--- Start Material for this exercise ---
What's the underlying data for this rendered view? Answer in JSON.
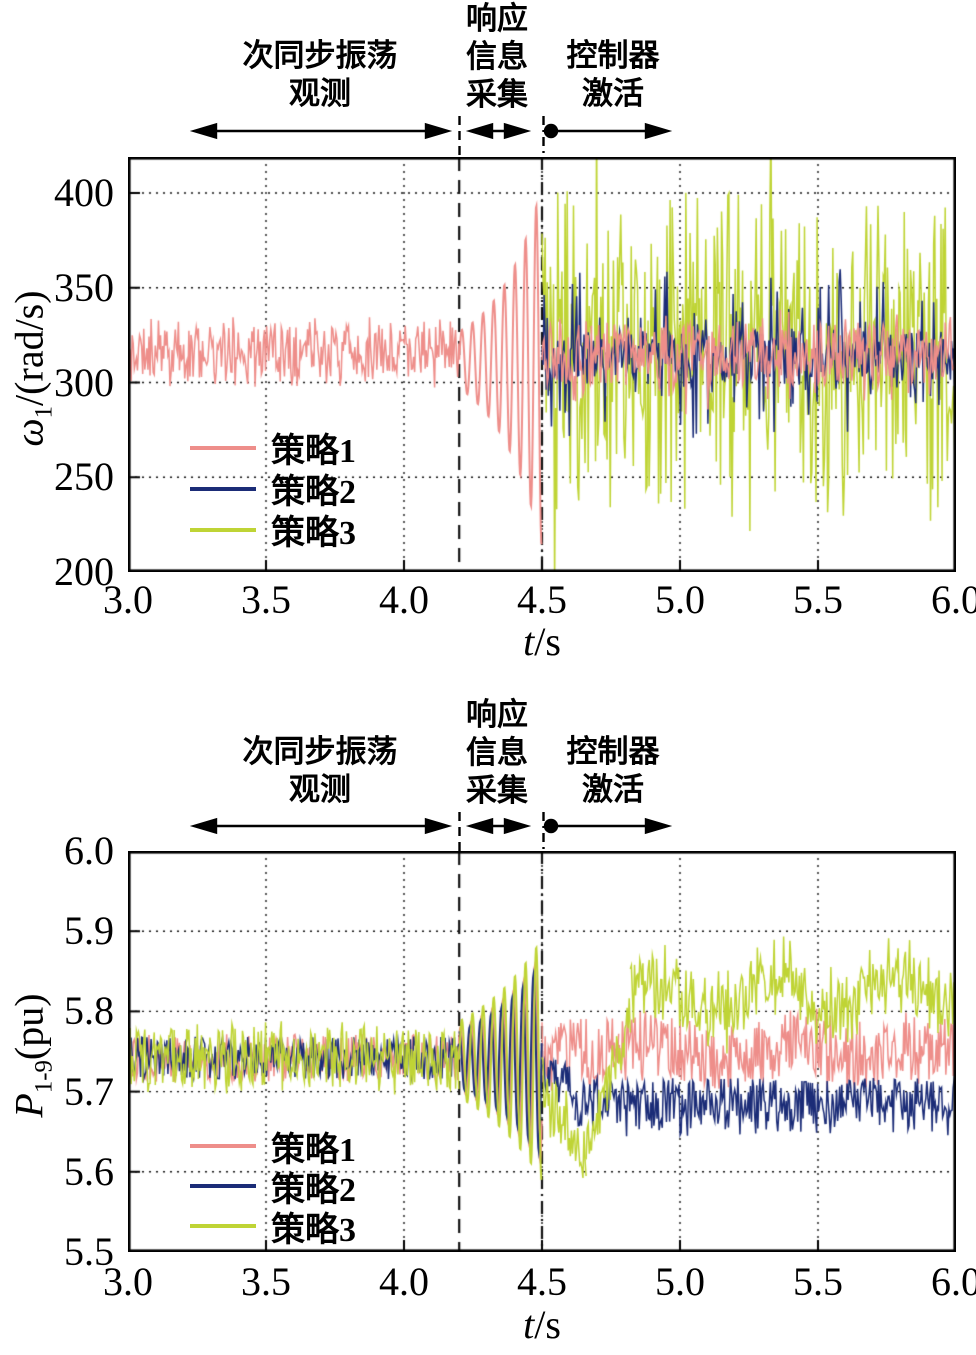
{
  "chart_data": {
    "type": "line",
    "description_note": "",
    "phases": [
      {
        "id": "observation",
        "lines": [
          "次同步振荡",
          "观测"
        ]
      },
      {
        "id": "collection",
        "lines": [
          "响应",
          "信息",
          "采集"
        ]
      },
      {
        "id": "activation",
        "lines": [
          "控制器",
          "激活"
        ]
      }
    ],
    "charts": [
      {
        "name": "omega-chart",
        "ylabel": {
          "sym": "ω",
          "sub": "1",
          "unit": "/(rad/s)"
        },
        "xlabel": {
          "sym": "t",
          "unit": "/s"
        },
        "xlim": [
          3.0,
          6.0
        ],
        "ylim": [
          200,
          419
        ],
        "xticks": [
          {
            "v": 3.0,
            "label": "3.0"
          },
          {
            "v": 3.5,
            "label": "3.5"
          },
          {
            "v": 4.0,
            "label": "4.0"
          },
          {
            "v": 4.5,
            "label": "4.5"
          },
          {
            "v": 5.0,
            "label": "5.0"
          },
          {
            "v": 5.5,
            "label": "5.5"
          },
          {
            "v": 6.0,
            "label": "6.0"
          }
        ],
        "yticks": [
          {
            "v": 400,
            "label": "400"
          },
          {
            "v": 350,
            "label": "350"
          },
          {
            "v": 300,
            "label": "300"
          },
          {
            "v": 250,
            "label": "250"
          },
          {
            "v": 200,
            "label": "200"
          }
        ],
        "grid_x": [
          3.5,
          4.0,
          4.5,
          5.0,
          5.5
        ],
        "grid_y": [
          400,
          350,
          300,
          250
        ],
        "event_lines": [
          {
            "x": 4.2,
            "dash": [
              14,
              9
            ]
          },
          {
            "x": 4.5,
            "dash": [
              13,
              5,
              2,
              5
            ]
          }
        ],
        "series": [
          {
            "name": "策略1",
            "color": "#EE8E8A",
            "segments": [
              {
                "t0": 3.0,
                "t1": 4.2,
                "mode": "noise",
                "c0": 316,
                "a0": 13,
                "spike_p": 0.12,
                "spike_amp": 6
              },
              {
                "t0": 4.2,
                "t1": 4.5,
                "mode": "osc",
                "c0": 312,
                "c1": 309,
                "a0": 15,
                "a1": 96,
                "freq": 26
              },
              {
                "t0": 4.5,
                "t1": 6.0,
                "mode": "noise",
                "c0": 315,
                "a0": 16,
                "spike_p": 0.12,
                "spike_amp": 9
              }
            ]
          },
          {
            "name": "策略2",
            "color": "#1B2C77",
            "segments": [
              {
                "t0": 4.5,
                "t1": 6.0,
                "mode": "noise",
                "c0": 314,
                "a0": 13,
                "spike_p": 0.3,
                "spike_amp": 33
              }
            ]
          },
          {
            "name": "策略3",
            "color": "#BFD435",
            "segments": [
              {
                "t0": 4.5,
                "t1": 6.0,
                "mode": "noise",
                "c0": 314,
                "a0": 27,
                "spike_p": 0.55,
                "spike_amp": 60
              }
            ]
          }
        ]
      },
      {
        "name": "power-chart",
        "ylabel": {
          "sym": "P",
          "sub": "1-9",
          "unit": "(pu)"
        },
        "xlabel": {
          "sym": "t",
          "unit": "/s"
        },
        "xlim": [
          3.0,
          6.0
        ],
        "ylim": [
          5.5,
          6.0
        ],
        "xticks": [
          {
            "v": 3.0,
            "label": "3.0"
          },
          {
            "v": 3.5,
            "label": "3.5"
          },
          {
            "v": 4.0,
            "label": "4.0"
          },
          {
            "v": 4.5,
            "label": "4.5"
          },
          {
            "v": 5.0,
            "label": "5.0"
          },
          {
            "v": 5.5,
            "label": "5.5"
          },
          {
            "v": 6.0,
            "label": "6.0"
          }
        ],
        "yticks": [
          {
            "v": 6.0,
            "label": "6.0"
          },
          {
            "v": 5.9,
            "label": "5.9"
          },
          {
            "v": 5.8,
            "label": "5.8"
          },
          {
            "v": 5.7,
            "label": "5.7"
          },
          {
            "v": 5.6,
            "label": "5.6"
          },
          {
            "v": 5.5,
            "label": "5.5"
          }
        ],
        "grid_x": [
          3.5,
          4.0,
          4.5,
          5.0,
          5.5
        ],
        "grid_y": [
          5.9,
          5.8,
          5.7,
          5.6
        ],
        "event_lines": [
          {
            "x": 4.2,
            "dash": [
              14,
              9
            ]
          },
          {
            "x": 4.5,
            "dash": [
              13,
              5,
              2,
              5
            ]
          }
        ],
        "series": [
          {
            "name": "策略1",
            "color": "#EE8E8A",
            "segments": [
              {
                "t0": 3.0,
                "t1": 4.2,
                "mode": "noise",
                "c0": 5.742,
                "a0": 0.03
              },
              {
                "t0": 4.2,
                "t1": 4.5,
                "mode": "osc",
                "c0": 5.74,
                "a0": 0.04,
                "a1": 0.13,
                "freq": 26,
                "ph": 0.8
              },
              {
                "t0": 4.5,
                "t1": 4.78,
                "mode": "noise",
                "c0": 5.74,
                "c1": 5.752,
                "a0": 0.05,
                "a1": 0.04
              },
              {
                "t0": 4.78,
                "t1": 6.0,
                "mode": "noise",
                "c0": 5.75,
                "a0": 0.038,
                "wave_a": 0.008,
                "wave_f": 2.0,
                "spike_p": 0.1,
                "spike_amp": 0.012
              }
            ]
          },
          {
            "name": "策略2",
            "color": "#1B2C77",
            "segments": [
              {
                "t0": 3.0,
                "t1": 4.2,
                "mode": "noise",
                "c0": 5.742,
                "a0": 0.027
              },
              {
                "t0": 4.2,
                "t1": 4.5,
                "mode": "osc",
                "c0": 5.74,
                "a0": 0.035,
                "a1": 0.12,
                "freq": 26,
                "ph": 1.6
              },
              {
                "t0": 4.5,
                "t1": 4.62,
                "mode": "noise",
                "c0": 5.72,
                "c1": 5.705,
                "a0": 0.026
              },
              {
                "t0": 4.62,
                "t1": 6.0,
                "mode": "noise",
                "c0": 5.69,
                "a0": 0.027,
                "spike_p": 0.15,
                "spike_amp": 0.02,
                "spike_dir": -1
              }
            ]
          },
          {
            "name": "策略3",
            "color": "#BFD435",
            "segments": [
              {
                "t0": 3.0,
                "t1": 4.2,
                "mode": "noise",
                "c0": 5.742,
                "a0": 0.036,
                "spike_p": 0.12,
                "spike_amp": 0.01
              },
              {
                "t0": 4.2,
                "t1": 4.5,
                "mode": "osc",
                "c0": 5.74,
                "a0": 0.048,
                "a1": 0.152,
                "freq": 26
              },
              {
                "t0": 4.5,
                "t1": 4.66,
                "mode": "noise",
                "c0": 5.695,
                "c1": 5.625,
                "a0": 0.034,
                "spike_p": 0.12,
                "spike_amp": 0.015
              },
              {
                "t0": 4.66,
                "t1": 4.82,
                "mode": "noise",
                "c0": 5.628,
                "c1": 5.79,
                "a0": 0.034
              },
              {
                "t0": 4.82,
                "t1": 6.0,
                "mode": "noise",
                "c0": 5.815,
                "c1": 5.832,
                "a0": 0.034,
                "wave_a": 0.022,
                "wave_f": 2.4,
                "spike_p": 0.18,
                "spike_amp": 0.02
              }
            ]
          }
        ]
      }
    ]
  }
}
--- End Material for this exercise ---
• Work instructions:
What comes back should match the records exactly, minus any pictures.

• Final result:
What's the underlying data for this rendered view? Answer in JSON.
{
  "chart_data": {
    "type": "line",
    "description_note": "",
    "phases": [
      {
        "id": "observation",
        "lines": [
          "次同步振荡",
          "观测"
        ]
      },
      {
        "id": "collection",
        "lines": [
          "响应",
          "信息",
          "采集"
        ]
      },
      {
        "id": "activation",
        "lines": [
          "控制器",
          "激活"
        ]
      }
    ],
    "charts": [
      {
        "name": "omega-chart",
        "ylabel": {
          "sym": "ω",
          "sub": "1",
          "unit": "/(rad/s)"
        },
        "xlabel": {
          "sym": "t",
          "unit": "/s"
        },
        "xlim": [
          3.0,
          6.0
        ],
        "ylim": [
          200,
          419
        ],
        "xticks": [
          {
            "v": 3.0,
            "label": "3.0"
          },
          {
            "v": 3.5,
            "label": "3.5"
          },
          {
            "v": 4.0,
            "label": "4.0"
          },
          {
            "v": 4.5,
            "label": "4.5"
          },
          {
            "v": 5.0,
            "label": "5.0"
          },
          {
            "v": 5.5,
            "label": "5.5"
          },
          {
            "v": 6.0,
            "label": "6.0"
          }
        ],
        "yticks": [
          {
            "v": 400,
            "label": "400"
          },
          {
            "v": 350,
            "label": "350"
          },
          {
            "v": 300,
            "label": "300"
          },
          {
            "v": 250,
            "label": "250"
          },
          {
            "v": 200,
            "label": "200"
          }
        ],
        "grid_x": [
          3.5,
          4.0,
          4.5,
          5.0,
          5.5
        ],
        "grid_y": [
          400,
          350,
          300,
          250
        ],
        "event_lines": [
          {
            "x": 4.2,
            "dash": [
              14,
              9
            ]
          },
          {
            "x": 4.5,
            "dash": [
              13,
              5,
              2,
              5
            ]
          }
        ],
        "series": [
          {
            "name": "策略1",
            "color": "#EE8E8A",
            "segments": [
              {
                "t0": 3.0,
                "t1": 4.2,
                "mode": "noise",
                "c0": 316,
                "a0": 13,
                "spike_p": 0.12,
                "spike_amp": 6
              },
              {
                "t0": 4.2,
                "t1": 4.5,
                "mode": "osc",
                "c0": 312,
                "c1": 309,
                "a0": 15,
                "a1": 96,
                "freq": 26
              },
              {
                "t0": 4.5,
                "t1": 6.0,
                "mode": "noise",
                "c0": 315,
                "a0": 16,
                "spike_p": 0.12,
                "spike_amp": 9
              }
            ]
          },
          {
            "name": "策略2",
            "color": "#1B2C77",
            "segments": [
              {
                "t0": 4.5,
                "t1": 6.0,
                "mode": "noise",
                "c0": 314,
                "a0": 13,
                "spike_p": 0.3,
                "spike_amp": 33
              }
            ]
          },
          {
            "name": "策略3",
            "color": "#BFD435",
            "segments": [
              {
                "t0": 4.5,
                "t1": 6.0,
                "mode": "noise",
                "c0": 314,
                "a0": 27,
                "spike_p": 0.55,
                "spike_amp": 60
              }
            ]
          }
        ]
      },
      {
        "name": "power-chart",
        "ylabel": {
          "sym": "P",
          "sub": "1-9",
          "unit": "(pu)"
        },
        "xlabel": {
          "sym": "t",
          "unit": "/s"
        },
        "xlim": [
          3.0,
          6.0
        ],
        "ylim": [
          5.5,
          6.0
        ],
        "xticks": [
          {
            "v": 3.0,
            "label": "3.0"
          },
          {
            "v": 3.5,
            "label": "3.5"
          },
          {
            "v": 4.0,
            "label": "4.0"
          },
          {
            "v": 4.5,
            "label": "4.5"
          },
          {
            "v": 5.0,
            "label": "5.0"
          },
          {
            "v": 5.5,
            "label": "5.5"
          },
          {
            "v": 6.0,
            "label": "6.0"
          }
        ],
        "yticks": [
          {
            "v": 6.0,
            "label": "6.0"
          },
          {
            "v": 5.9,
            "label": "5.9"
          },
          {
            "v": 5.8,
            "label": "5.8"
          },
          {
            "v": 5.7,
            "label": "5.7"
          },
          {
            "v": 5.6,
            "label": "5.6"
          },
          {
            "v": 5.5,
            "label": "5.5"
          }
        ],
        "grid_x": [
          3.5,
          4.0,
          4.5,
          5.0,
          5.5
        ],
        "grid_y": [
          5.9,
          5.8,
          5.7,
          5.6
        ],
        "event_lines": [
          {
            "x": 4.2,
            "dash": [
              14,
              9
            ]
          },
          {
            "x": 4.5,
            "dash": [
              13,
              5,
              2,
              5
            ]
          }
        ],
        "series": [
          {
            "name": "策略1",
            "color": "#EE8E8A",
            "segments": [
              {
                "t0": 3.0,
                "t1": 4.2,
                "mode": "noise",
                "c0": 5.742,
                "a0": 0.03
              },
              {
                "t0": 4.2,
                "t1": 4.5,
                "mode": "osc",
                "c0": 5.74,
                "a0": 0.04,
                "a1": 0.13,
                "freq": 26,
                "ph": 0.8
              },
              {
                "t0": 4.5,
                "t1": 4.78,
                "mode": "noise",
                "c0": 5.74,
                "c1": 5.752,
                "a0": 0.05,
                "a1": 0.04
              },
              {
                "t0": 4.78,
                "t1": 6.0,
                "mode": "noise",
                "c0": 5.75,
                "a0": 0.038,
                "wave_a": 0.008,
                "wave_f": 2.0,
                "spike_p": 0.1,
                "spike_amp": 0.012
              }
            ]
          },
          {
            "name": "策略2",
            "color": "#1B2C77",
            "segments": [
              {
                "t0": 3.0,
                "t1": 4.2,
                "mode": "noise",
                "c0": 5.742,
                "a0": 0.027
              },
              {
                "t0": 4.2,
                "t1": 4.5,
                "mode": "osc",
                "c0": 5.74,
                "a0": 0.035,
                "a1": 0.12,
                "freq": 26,
                "ph": 1.6
              },
              {
                "t0": 4.5,
                "t1": 4.62,
                "mode": "noise",
                "c0": 5.72,
                "c1": 5.705,
                "a0": 0.026
              },
              {
                "t0": 4.62,
                "t1": 6.0,
                "mode": "noise",
                "c0": 5.69,
                "a0": 0.027,
                "spike_p": 0.15,
                "spike_amp": 0.02,
                "spike_dir": -1
              }
            ]
          },
          {
            "name": "策略3",
            "color": "#BFD435",
            "segments": [
              {
                "t0": 3.0,
                "t1": 4.2,
                "mode": "noise",
                "c0": 5.742,
                "a0": 0.036,
                "spike_p": 0.12,
                "spike_amp": 0.01
              },
              {
                "t0": 4.2,
                "t1": 4.5,
                "mode": "osc",
                "c0": 5.74,
                "a0": 0.048,
                "a1": 0.152,
                "freq": 26
              },
              {
                "t0": 4.5,
                "t1": 4.66,
                "mode": "noise",
                "c0": 5.695,
                "c1": 5.625,
                "a0": 0.034,
                "spike_p": 0.12,
                "spike_amp": 0.015
              },
              {
                "t0": 4.66,
                "t1": 4.82,
                "mode": "noise",
                "c0": 5.628,
                "c1": 5.79,
                "a0": 0.034
              },
              {
                "t0": 4.82,
                "t1": 6.0,
                "mode": "noise",
                "c0": 5.815,
                "c1": 5.832,
                "a0": 0.034,
                "wave_a": 0.022,
                "wave_f": 2.4,
                "spike_p": 0.18,
                "spike_amp": 0.02
              }
            ]
          }
        ]
      }
    ]
  }
}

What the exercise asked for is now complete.